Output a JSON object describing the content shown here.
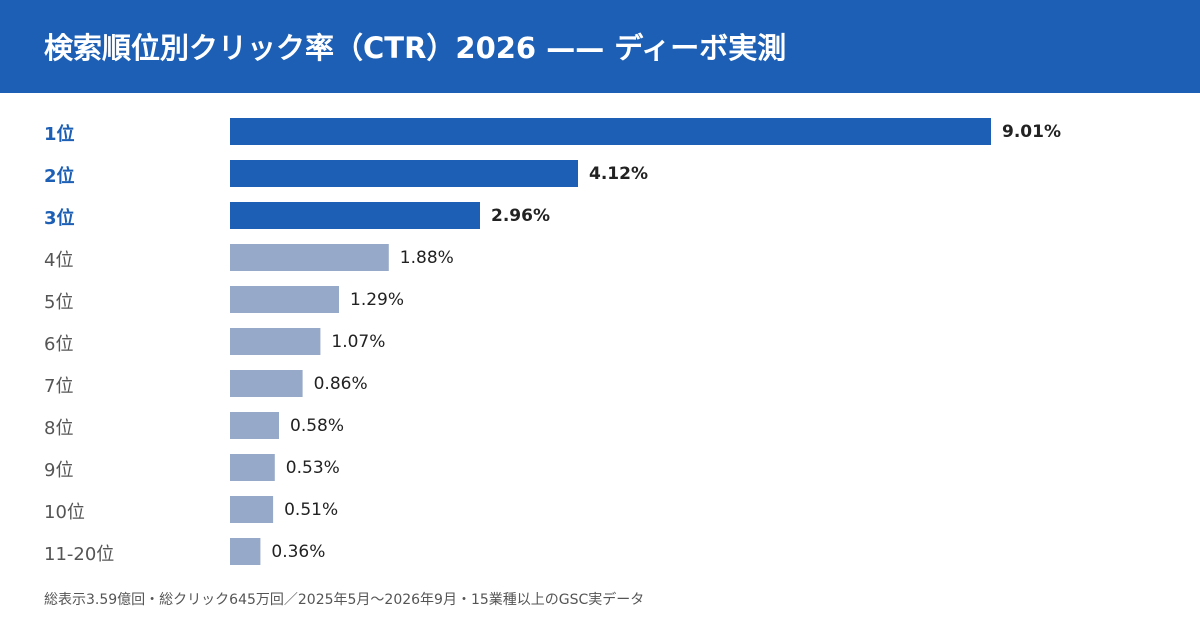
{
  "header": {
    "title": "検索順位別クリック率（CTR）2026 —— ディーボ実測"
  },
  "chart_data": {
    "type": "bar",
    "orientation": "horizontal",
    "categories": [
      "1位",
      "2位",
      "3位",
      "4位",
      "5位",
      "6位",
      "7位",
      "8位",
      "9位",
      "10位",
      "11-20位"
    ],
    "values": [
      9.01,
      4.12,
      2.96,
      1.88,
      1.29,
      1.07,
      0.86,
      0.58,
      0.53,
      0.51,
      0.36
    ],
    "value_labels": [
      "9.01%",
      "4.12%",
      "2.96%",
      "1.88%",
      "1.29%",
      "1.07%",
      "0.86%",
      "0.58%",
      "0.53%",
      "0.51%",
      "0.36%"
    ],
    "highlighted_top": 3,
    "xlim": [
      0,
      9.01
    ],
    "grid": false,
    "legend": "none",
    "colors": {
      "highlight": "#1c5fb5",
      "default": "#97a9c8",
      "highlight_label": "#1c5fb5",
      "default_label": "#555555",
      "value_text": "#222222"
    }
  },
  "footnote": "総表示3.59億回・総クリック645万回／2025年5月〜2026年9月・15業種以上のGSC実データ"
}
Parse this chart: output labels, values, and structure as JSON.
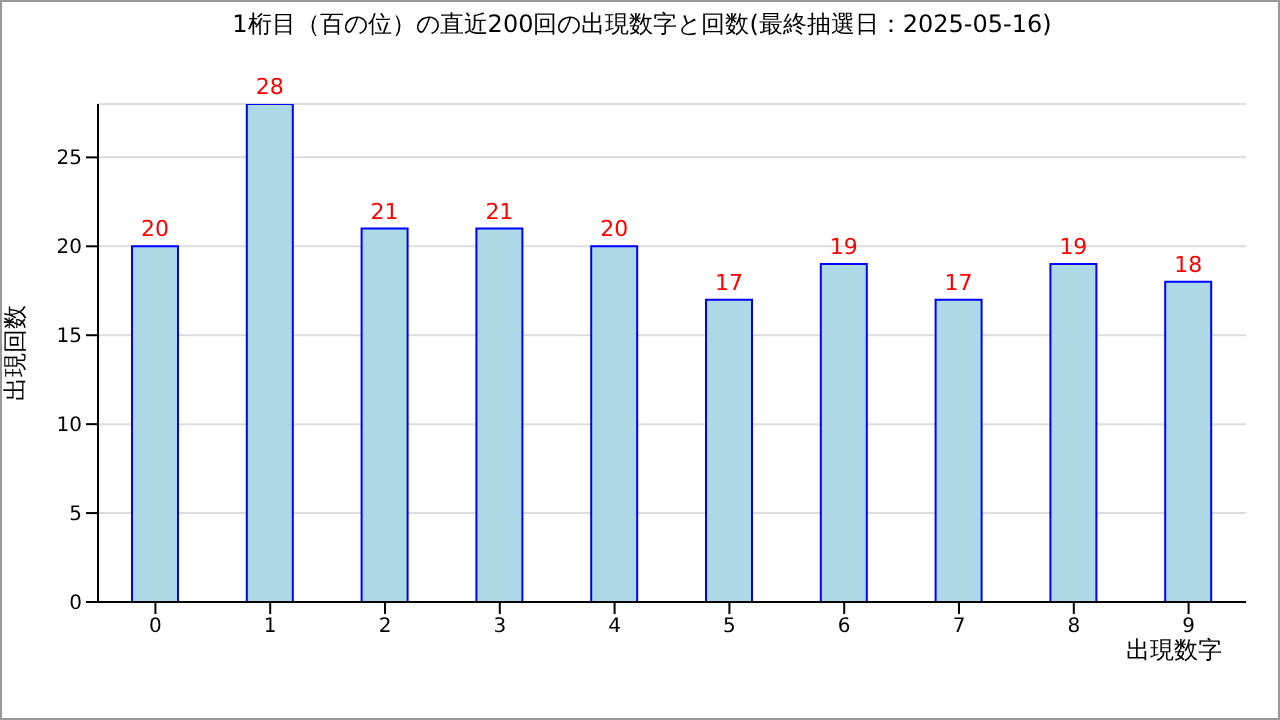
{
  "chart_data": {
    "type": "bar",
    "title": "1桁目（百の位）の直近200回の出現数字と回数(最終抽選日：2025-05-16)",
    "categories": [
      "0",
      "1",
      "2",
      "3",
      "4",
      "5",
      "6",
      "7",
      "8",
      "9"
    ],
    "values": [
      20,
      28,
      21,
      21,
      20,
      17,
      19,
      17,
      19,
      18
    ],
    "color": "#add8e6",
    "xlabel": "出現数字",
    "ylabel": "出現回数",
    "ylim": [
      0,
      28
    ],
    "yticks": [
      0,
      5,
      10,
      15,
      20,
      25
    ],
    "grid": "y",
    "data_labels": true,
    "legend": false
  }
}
---
- _JOB_
Copy all the entries word for word. Omit any pictures.

- _RESULT FOR THIS EXERCISE_
Output a JSON object describing the content shown here.
{
  "header": {
    "title": "検索順位別クリック率（CTR）2026 —— ディーボ実測"
  },
  "chart_data": {
    "type": "bar",
    "orientation": "horizontal",
    "categories": [
      "1位",
      "2位",
      "3位",
      "4位",
      "5位",
      "6位",
      "7位",
      "8位",
      "9位",
      "10位",
      "11-20位"
    ],
    "values": [
      9.01,
      4.12,
      2.96,
      1.88,
      1.29,
      1.07,
      0.86,
      0.58,
      0.53,
      0.51,
      0.36
    ],
    "value_labels": [
      "9.01%",
      "4.12%",
      "2.96%",
      "1.88%",
      "1.29%",
      "1.07%",
      "0.86%",
      "0.58%",
      "0.53%",
      "0.51%",
      "0.36%"
    ],
    "highlighted_top": 3,
    "xlim": [
      0,
      9.01
    ],
    "grid": false,
    "legend": "none",
    "colors": {
      "highlight": "#1c5fb5",
      "default": "#97a9c8",
      "highlight_label": "#1c5fb5",
      "default_label": "#555555",
      "value_text": "#222222"
    }
  },
  "footnote": "総表示3.59億回・総クリック645万回／2025年5月〜2026年9月・15業種以上のGSC実データ"
}
Parse this chart: output labels, values, and structure as JSON.
{
  "chart_data": {
    "type": "bar",
    "title": "1桁目（百の位）の直近200回の出現数字と回数(最終抽選日：2025-05-16)",
    "categories": [
      "0",
      "1",
      "2",
      "3",
      "4",
      "5",
      "6",
      "7",
      "8",
      "9"
    ],
    "values": [
      20,
      28,
      21,
      21,
      20,
      17,
      19,
      17,
      19,
      18
    ],
    "color": "#add8e6",
    "xlabel": "出現数字",
    "ylabel": "出現回数",
    "ylim": [
      0,
      28
    ],
    "yticks": [
      0,
      5,
      10,
      15,
      20,
      25
    ],
    "grid": "y",
    "data_labels": true,
    "legend": false
  }
}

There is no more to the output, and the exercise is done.